## begin SOURCE

Shane Skikne is a Senior Software Engineer at CZI partnering with educators and researchers to build products within our Education Initiative. We sat down (virtually!) with him to get a closer look at the work he and his team is doing, as well as learn about his personal highlights of his time at CZI so far.

Shane Skikne is a Senior Software Engineer at CZI.

Tell us a little bit about yourself and what you do at CZI?

I’m a senior software engineer and tech lead on the differentiation team for our Education Initiative. The differentiation team owns a lot of our core experiences used by teachers and students on a daily basis. Our overall focus is on helping teachers give every student a different experience, based on their strengths, their growth areas, and their unique needs. Students can all be in the room together working on the same overall project, but having an experience that is tailored just for them.

Within this role, I am primarily collaborating with my team to build more features in the platform that supports differentiation. Another part of my role is helping other teams integrate their tools and their projects into the differentiation products that we’re building.

What is your why? What drove you to come work at CZI?

I came to work at CZI because it was the first place I’ve found where you really get to integrate being an engineer with the organization’s theory of change. You get to understand how our vision comes to life in the tools that we’re building with teachers, students and researchers. Elsewhere, it seemed like engineers built the thing — they’re given this exact spec to build and they build it. Here, engineers are thought partners and get to deeply engage with how we bring these beliefs to life.

Starting in college, I found myself interested in education. I went to an experimental college called Olin College. It is designed to rethink how you teach engineers in the 21st century. At Olin, there’s a lot of opportunities to reflect on what motivates you, how you learn, and how to take ownership over your education. While I naturally learned a lot about engineering there, I also became passionate about education and taking some of the work being done at Olin and thinking about how you can apply it elsewhere in the world, especially K-12 education.

## end SOURCE

● OBJECTIVE
From the interview, list every factor that, according to the differentiation team's focus, a student's different experience is based on. The data have no connection to the interview.

## begin DATA EXCERPT

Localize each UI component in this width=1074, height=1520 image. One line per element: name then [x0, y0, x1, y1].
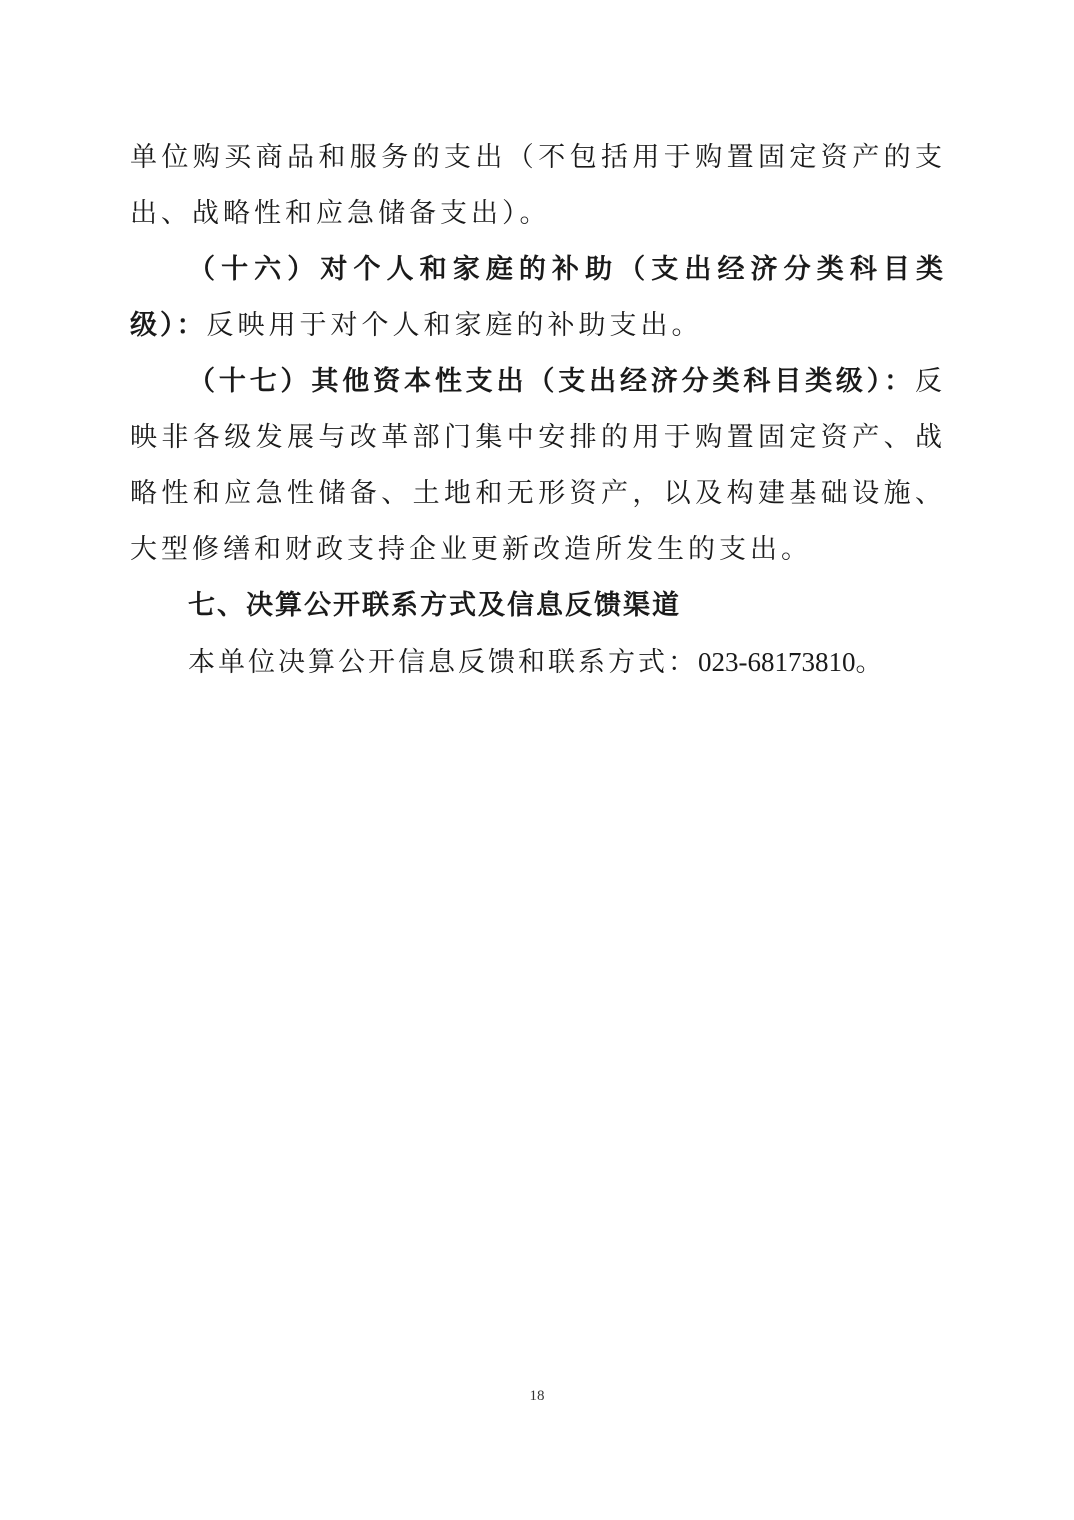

## end DATA EXCERPT

● SOLUTION FOR THIS PROBLEM
- Their strengths
- Their growth areas
- Their unique needs